WHAT YOU ARE ASKED TO DO:
Copy out the listing below line for line, without changing anything, and leave the pictures out.

THE DATA:
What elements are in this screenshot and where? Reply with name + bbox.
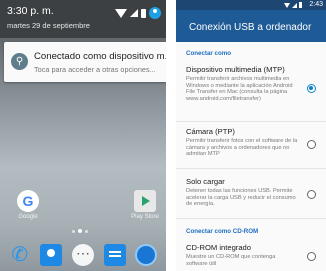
- signal-icon: [130, 9, 138, 17]
- google-icon: G: [17, 190, 39, 212]
- status-time: 2:43: [309, 1, 323, 8]
- page-indicator: [72, 229, 88, 233]
- notification-text: Toca para acceder a otras opciones...: [34, 65, 156, 74]
- play-store-app[interactable]: Play Store: [128, 190, 162, 220]
- page-title: Conexión USB a ordenador: [189, 22, 312, 33]
- battery-icon: [299, 2, 302, 8]
- radio-cdrom[interactable]: [307, 252, 316, 261]
- notification-title: Conectado como dispositivo m...: [34, 51, 166, 62]
- user-avatar-icon[interactable]: [149, 7, 161, 19]
- divider: [176, 218, 326, 219]
- divider: [176, 121, 326, 122]
- status-bar: 2:43: [176, 0, 326, 10]
- page-dot-active: [78, 229, 82, 233]
- status-icons: [284, 2, 302, 8]
- usb-icon: ⚲: [11, 53, 28, 70]
- option-ptp[interactable]: Cámara (PTP) Permitir transferir fotos c…: [186, 127, 298, 158]
- wifi-icon: [284, 2, 290, 8]
- option-cdrom[interactable]: CD-ROM integrado Muestre un CD-ROM que c…: [186, 243, 298, 267]
- google-app[interactable]: G Google: [13, 190, 43, 220]
- battery-icon: [141, 8, 146, 18]
- option-mtp[interactable]: Dispositivo multimedia (MTP) Permitir tr…: [186, 65, 298, 102]
- option-title: Dispositivo multimedia (MTP): [186, 65, 285, 74]
- option-title: Solo cargar: [186, 177, 225, 186]
- play-store-icon: [134, 190, 156, 212]
- play-store-app-label: Play Store: [131, 214, 159, 220]
- home-screen: 3:30 p. m. martes 29 de septiembre ⚲ Con…: [0, 0, 166, 271]
- browser-icon[interactable]: [135, 243, 158, 266]
- option-summary: Detener todas las funciones USB. Permite…: [186, 188, 296, 208]
- wifi-icon: [115, 8, 127, 18]
- dock: ✆: [0, 238, 166, 271]
- google-app-label: Google: [18, 214, 38, 220]
- option-summary: Permitir transferir archivos multimedia …: [186, 76, 293, 102]
- contacts-icon[interactable]: [40, 243, 63, 266]
- section-header-connect-as: Conectar como: [186, 50, 232, 57]
- divider: [176, 168, 326, 169]
- option-title: CD-ROM integrado: [186, 243, 251, 252]
- app-bar: Conexión USB a ordenador: [176, 10, 326, 42]
- usb-settings-screen: 2:43 Conexión USB a ordenador Conectar c…: [176, 0, 326, 271]
- option-title: Cámara (PTP): [186, 127, 235, 136]
- radio-mtp[interactable]: [307, 84, 316, 93]
- page-dot: [85, 229, 88, 233]
- option-summary: Permitir transferir fotos con el softwar…: [186, 138, 298, 158]
- option-summary: Muestre un CD-ROM que contenga software …: [186, 254, 276, 267]
- option-charge-only[interactable]: Solo cargar Detener todas las funciones …: [186, 177, 298, 208]
- date: martes 29 de septiembre: [7, 21, 90, 30]
- messages-icon[interactable]: [103, 243, 126, 266]
- signal-icon: [292, 2, 297, 8]
- usb-notification[interactable]: ⚲ Conectado como dispositivo m... Toca p…: [4, 42, 166, 82]
- notification-shade-header: 3:30 p. m. martes 29 de septiembre: [0, 0, 166, 38]
- phone-icon[interactable]: ✆: [9, 244, 31, 266]
- radio-ptp[interactable]: [307, 140, 316, 149]
- page-dot: [72, 229, 75, 233]
- system-icons: [115, 7, 161, 19]
- app-drawer-icon[interactable]: [71, 243, 94, 266]
- section-header-cdrom: Conectar como CD-ROM: [186, 228, 259, 235]
- radio-charge-only[interactable]: [307, 190, 316, 199]
- clock: 3:30 p. m.: [7, 5, 54, 17]
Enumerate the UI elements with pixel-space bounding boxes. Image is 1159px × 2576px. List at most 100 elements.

TASK SOLUTION:
What elements are in this screenshot and where? Reply with name + bbox.
- signal-icon: [130, 9, 138, 17]
- google-icon: G: [17, 190, 39, 212]
- status-time: 2:43: [309, 1, 323, 8]
- page-indicator: [72, 229, 88, 233]
- notification-text: Toca para acceder a otras opciones...: [34, 65, 156, 74]
- play-store-app[interactable]: Play Store: [128, 190, 162, 220]
- page-title: Conexión USB a ordenador: [189, 22, 312, 33]
- battery-icon: [299, 2, 302, 8]
- radio-cdrom[interactable]: [307, 252, 316, 261]
- notification-title: Conectado como dispositivo m...: [34, 51, 166, 62]
- user-avatar-icon[interactable]: [149, 7, 161, 19]
- divider: [176, 218, 326, 219]
- divider: [176, 121, 326, 122]
- status-bar: 2:43: [176, 0, 326, 10]
- page-dot-active: [78, 229, 82, 233]
- status-icons: [284, 2, 302, 8]
- usb-icon: ⚲: [11, 53, 28, 70]
- option-ptp[interactable]: Cámara (PTP) Permitir transferir fotos c…: [186, 127, 298, 158]
- wifi-icon: [284, 2, 290, 8]
- option-cdrom[interactable]: CD-ROM integrado Muestre un CD-ROM que c…: [186, 243, 298, 267]
- google-app[interactable]: G Google: [13, 190, 43, 220]
- battery-icon: [141, 8, 146, 18]
- option-mtp[interactable]: Dispositivo multimedia (MTP) Permitir tr…: [186, 65, 298, 102]
- option-title: Dispositivo multimedia (MTP): [186, 65, 285, 74]
- option-title: Solo cargar: [186, 177, 225, 186]
- play-store-icon: [134, 190, 156, 212]
- play-store-app-label: Play Store: [131, 214, 159, 220]
- home-screen: 3:30 p. m. martes 29 de septiembre ⚲ Con…: [0, 0, 166, 271]
- browser-icon[interactable]: [135, 243, 158, 266]
- option-summary: Detener todas las funciones USB. Permite…: [186, 188, 296, 208]
- wifi-icon: [115, 8, 127, 18]
- dock: ✆: [0, 238, 166, 271]
- google-app-label: Google: [18, 214, 38, 220]
- option-summary: Permitir transferir archivos multimedia …: [186, 76, 293, 102]
- contacts-icon[interactable]: [40, 243, 63, 266]
- section-header-connect-as: Conectar como: [186, 50, 232, 57]
- divider: [176, 168, 326, 169]
- option-title: CD-ROM integrado: [186, 243, 251, 252]
- app-bar: Conexión USB a ordenador: [176, 10, 326, 42]
- usb-settings-screen: 2:43 Conexión USB a ordenador Conectar c…: [176, 0, 326, 271]
- option-title: Cámara (PTP): [186, 127, 235, 136]
- radio-mtp[interactable]: [307, 84, 316, 93]
- page-dot: [85, 229, 88, 233]
- option-summary: Permitir transferir fotos con el softwar…: [186, 138, 298, 158]
- option-summary: Muestre un CD-ROM que contenga software …: [186, 254, 276, 267]
- option-charge-only[interactable]: Solo cargar Detener todas las funciones …: [186, 177, 298, 208]
- date: martes 29 de septiembre: [7, 21, 90, 30]
- messages-icon[interactable]: [103, 243, 126, 266]
- signal-icon: [292, 2, 297, 8]
- usb-notification[interactable]: ⚲ Conectado como dispositivo m... Toca p…: [4, 42, 166, 82]
- notification-shade-header: 3:30 p. m. martes 29 de septiembre: [0, 0, 166, 38]
- phone-icon[interactable]: ✆: [9, 244, 31, 266]
- radio-ptp[interactable]: [307, 140, 316, 149]
- page-dot: [72, 229, 75, 233]
- system-icons: [115, 7, 161, 19]
- app-drawer-icon[interactable]: [71, 243, 94, 266]
- section-header-cdrom: Conectar como CD-ROM: [186, 228, 259, 235]
- radio-charge-only[interactable]: [307, 190, 316, 199]
- clock: 3:30 p. m.: [7, 5, 54, 17]
Enumerate the UI elements with pixel-space bounding boxes. Image is 1159px × 2576px. List at most 100 elements.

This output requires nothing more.